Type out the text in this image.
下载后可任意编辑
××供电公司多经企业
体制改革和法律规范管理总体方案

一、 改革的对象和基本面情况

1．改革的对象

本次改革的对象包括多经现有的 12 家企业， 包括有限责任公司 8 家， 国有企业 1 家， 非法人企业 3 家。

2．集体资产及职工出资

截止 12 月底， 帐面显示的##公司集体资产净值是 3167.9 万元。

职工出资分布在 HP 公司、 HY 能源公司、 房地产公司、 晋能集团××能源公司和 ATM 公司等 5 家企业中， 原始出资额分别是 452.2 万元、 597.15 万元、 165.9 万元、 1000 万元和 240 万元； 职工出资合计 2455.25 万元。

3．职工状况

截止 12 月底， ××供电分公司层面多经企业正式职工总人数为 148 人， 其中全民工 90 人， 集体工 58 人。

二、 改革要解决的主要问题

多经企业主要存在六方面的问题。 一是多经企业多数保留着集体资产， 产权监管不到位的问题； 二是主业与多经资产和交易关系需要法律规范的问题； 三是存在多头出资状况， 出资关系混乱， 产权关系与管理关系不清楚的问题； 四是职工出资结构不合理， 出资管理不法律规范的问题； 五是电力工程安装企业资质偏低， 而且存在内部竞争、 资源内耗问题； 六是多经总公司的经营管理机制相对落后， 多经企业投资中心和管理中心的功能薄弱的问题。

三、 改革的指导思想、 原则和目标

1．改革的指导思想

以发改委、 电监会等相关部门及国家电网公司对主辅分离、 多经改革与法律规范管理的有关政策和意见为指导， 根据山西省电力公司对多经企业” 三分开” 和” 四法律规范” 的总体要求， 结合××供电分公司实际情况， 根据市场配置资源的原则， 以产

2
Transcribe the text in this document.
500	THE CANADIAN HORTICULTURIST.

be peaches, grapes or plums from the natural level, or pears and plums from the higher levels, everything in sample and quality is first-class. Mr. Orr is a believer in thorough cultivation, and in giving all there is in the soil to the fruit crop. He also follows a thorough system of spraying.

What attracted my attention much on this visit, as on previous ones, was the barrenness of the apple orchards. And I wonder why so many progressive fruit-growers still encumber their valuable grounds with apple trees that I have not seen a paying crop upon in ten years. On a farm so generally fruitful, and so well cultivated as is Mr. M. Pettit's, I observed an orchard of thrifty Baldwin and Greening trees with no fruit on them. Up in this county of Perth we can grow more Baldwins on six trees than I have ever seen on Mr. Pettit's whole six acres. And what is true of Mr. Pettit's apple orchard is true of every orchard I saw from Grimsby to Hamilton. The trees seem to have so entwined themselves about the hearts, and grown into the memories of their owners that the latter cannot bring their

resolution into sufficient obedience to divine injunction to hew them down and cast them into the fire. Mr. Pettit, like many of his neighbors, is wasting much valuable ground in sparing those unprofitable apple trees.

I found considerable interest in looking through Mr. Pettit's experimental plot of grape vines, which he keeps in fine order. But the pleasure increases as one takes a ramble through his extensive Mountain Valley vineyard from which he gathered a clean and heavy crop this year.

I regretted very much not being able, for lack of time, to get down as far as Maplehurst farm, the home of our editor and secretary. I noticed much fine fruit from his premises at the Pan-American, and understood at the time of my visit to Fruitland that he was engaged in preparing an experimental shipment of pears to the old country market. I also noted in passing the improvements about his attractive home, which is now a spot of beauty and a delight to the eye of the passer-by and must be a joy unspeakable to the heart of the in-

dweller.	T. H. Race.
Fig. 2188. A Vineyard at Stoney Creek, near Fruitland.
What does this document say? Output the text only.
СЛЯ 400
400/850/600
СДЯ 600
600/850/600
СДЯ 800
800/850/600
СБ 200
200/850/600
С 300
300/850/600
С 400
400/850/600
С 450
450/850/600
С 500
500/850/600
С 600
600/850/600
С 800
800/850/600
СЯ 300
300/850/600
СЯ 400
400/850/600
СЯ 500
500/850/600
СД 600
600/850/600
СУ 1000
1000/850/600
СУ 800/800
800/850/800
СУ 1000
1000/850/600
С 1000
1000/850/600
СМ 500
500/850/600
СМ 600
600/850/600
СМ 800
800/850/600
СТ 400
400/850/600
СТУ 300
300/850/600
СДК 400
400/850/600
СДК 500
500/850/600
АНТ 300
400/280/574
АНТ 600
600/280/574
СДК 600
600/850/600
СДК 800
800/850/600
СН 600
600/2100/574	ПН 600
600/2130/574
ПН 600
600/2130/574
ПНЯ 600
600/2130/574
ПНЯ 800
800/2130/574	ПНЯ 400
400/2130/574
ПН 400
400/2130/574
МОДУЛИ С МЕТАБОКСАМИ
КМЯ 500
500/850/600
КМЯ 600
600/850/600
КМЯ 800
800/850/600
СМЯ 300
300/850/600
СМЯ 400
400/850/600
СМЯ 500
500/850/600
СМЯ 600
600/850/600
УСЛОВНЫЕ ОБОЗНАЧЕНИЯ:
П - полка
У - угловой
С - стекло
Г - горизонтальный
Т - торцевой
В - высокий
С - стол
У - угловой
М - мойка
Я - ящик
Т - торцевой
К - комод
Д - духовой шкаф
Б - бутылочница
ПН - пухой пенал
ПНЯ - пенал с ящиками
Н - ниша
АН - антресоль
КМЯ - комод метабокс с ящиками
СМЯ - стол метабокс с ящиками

* [Instructions to follow]:
Every entry above needs to be quoted exactly.

* [Finished task]:
Type out the text in this image.
下载后可任意编辑
××供电公司多经企业
体制改革和法律规范管理总体方案

一、 改革的对象和基本面情况

1．改革的对象

本次改革的对象包括多经现有的 12 家企业， 包括有限责任公司 8 家， 国有企业 1 家， 非法人企业 3 家。

2．集体资产及职工出资

截止 12 月底， 帐面显示的##公司集体资产净值是 3167.9 万元。

职工出资分布在 HP 公司、 HY 能源公司、 房地产公司、 晋能集团××能源公司和 ATM 公司等 5 家企业中， 原始出资额分别是 452.2 万元、 597.15 万元、 165.9 万元、 1000 万元和 240 万元； 职工出资合计 2455.25 万元。

3．职工状况

截止 12 月底， ××供电分公司层面多经企业正式职工总人数为 148 人， 其中全民工 90 人， 集体工 58 人。

二、 改革要解决的主要问题

多经企业主要存在六方面的问题。 一是多经企业多数保留着集体资产， 产权监管不到位的问题； 二是主业与多经资产和交易关系需要法律规范的问题； 三是存在多头出资状况， 出资关系混乱， 产权关系与管理关系不清楚的问题； 四是职工出资结构不合理， 出资管理不法律规范的问题； 五是电力工程安装企业资质偏低， 而且存在内部竞争、 资源内耗问题； 六是多经总公司的经营管理机制相对落后， 多经企业投资中心和管理中心的功能薄弱的问题。

三、 改革的指导思想、 原则和目标

1．改革的指导思想

以发改委、 电监会等相关部门及国家电网公司对主辅分离、 多经改革与法律规范管理的有关政策和意见为指导， 根据山西省电力公司对多经企业” 三分开” 和” 四法律规范” 的总体要求， 结合××供电分公司实际情况， 根据市场配置资源的原则， 以产

2
Transcribe the text in this document.
500	THE CANADIAN HORTICULTURIST.

be peaches, grapes or plums from the natural level, or pears and plums from the higher levels, everything in sample and quality is first-class. Mr. Orr is a believer in thorough cultivation, and in giving all there is in the soil to the fruit crop. He also follows a thorough system of spraying.

What attracted my attention much on this visit, as on previous ones, was the barrenness of the apple orchards. And I wonder why so many progressive fruit-growers still encumber their valuable grounds with apple trees that I have not seen a paying crop upon in ten years. On a farm so generally fruitful, and so well cultivated as is Mr. M. Pettit's, I observed an orchard of thrifty Baldwin and Greening trees with no fruit on them. Up in this county of Perth we can grow more Baldwins on six trees than I have ever seen on Mr. Pettit's whole six acres. And what is true of Mr. Pettit's apple orchard is true of every orchard I saw from Grimsby to Hamilton. The trees seem to have so entwined themselves about the hearts, and grown into the memories of their owners that the latter cannot bring their

resolution into sufficient obedience to divine injunction to hew them down and cast them into the fire. Mr. Pettit, like many of his neighbors, is wasting much valuable ground in sparing those unprofitable apple trees.

I found considerable interest in looking through Mr. Pettit's experimental plot of grape vines, which he keeps in fine order. But the pleasure increases as one takes a ramble through his extensive Mountain Valley vineyard from which he gathered a clean and heavy crop this year.

I regretted very much not being able, for lack of time, to get down as far as Maplehurst farm, the home of our editor and secretary. I noticed much fine fruit from his premises at the Pan-American, and understood at the time of my visit to Fruitland that he was engaged in preparing an experimental shipment of pears to the old country market. I also noted in passing the improvements about his attractive home, which is now a spot of beauty and a delight to the eye of the passer-by and must be a joy unspeakable to the heart of the in-

dweller.	T. H. Race.
Fig. 2188. A Vineyard at Stoney Creek, near Fruitland.
What does this document say? Output the text only.
СЛЯ 400
400/850/600
СДЯ 600
600/850/600
СДЯ 800
800/850/600
СБ 200
200/850/600
С 300
300/850/600
С 400
400/850/600
С 450
450/850/600
С 500
500/850/600
С 600
600/850/600
С 800
800/850/600
СЯ 300
300/850/600
СЯ 400
400/850/600
СЯ 500
500/850/600
СД 600
600/850/600
СУ 1000
1000/850/600
СУ 800/800
800/850/800
СУ 1000
1000/850/600
С 1000
1000/850/600
СМ 500
500/850/600
СМ 600
600/850/600
СМ 800
800/850/600
СТ 400
400/850/600
СТУ 300
300/850/600
СДК 400
400/850/600
СДК 500
500/850/600
АНТ 300
400/280/574
АНТ 600
600/280/574
СДК 600
600/850/600
СДК 800
800/850/600
СН 600
600/2100/574	ПН 600
600/2130/574
ПН 600
600/2130/574
ПНЯ 600
600/2130/574
ПНЯ 800
800/2130/574	ПНЯ 400
400/2130/574
ПН 400
400/2130/574
МОДУЛИ С МЕТАБОКСАМИ
КМЯ 500
500/850/600
КМЯ 600
600/850/600
КМЯ 800
800/850/600
СМЯ 300
300/850/600
СМЯ 400
400/850/600
СМЯ 500
500/850/600
СМЯ 600
600/850/600
УСЛОВНЫЕ ОБОЗНАЧЕНИЯ:
П - полка
У - угловой
С - стекло
Г - горизонтальный
Т - торцевой
В - высокий
С - стол
У - угловой
М - мойка
Я - ящик
Т - торцевой
К - комод
Д - духовой шкаф
Б - бутылочница
ПН - пухой пенал
ПНЯ - пенал с ящиками
Н - ниша
АН - антресоль
КМЯ - комод метабокс с ящиками
СМЯ - стол метабокс с ящиками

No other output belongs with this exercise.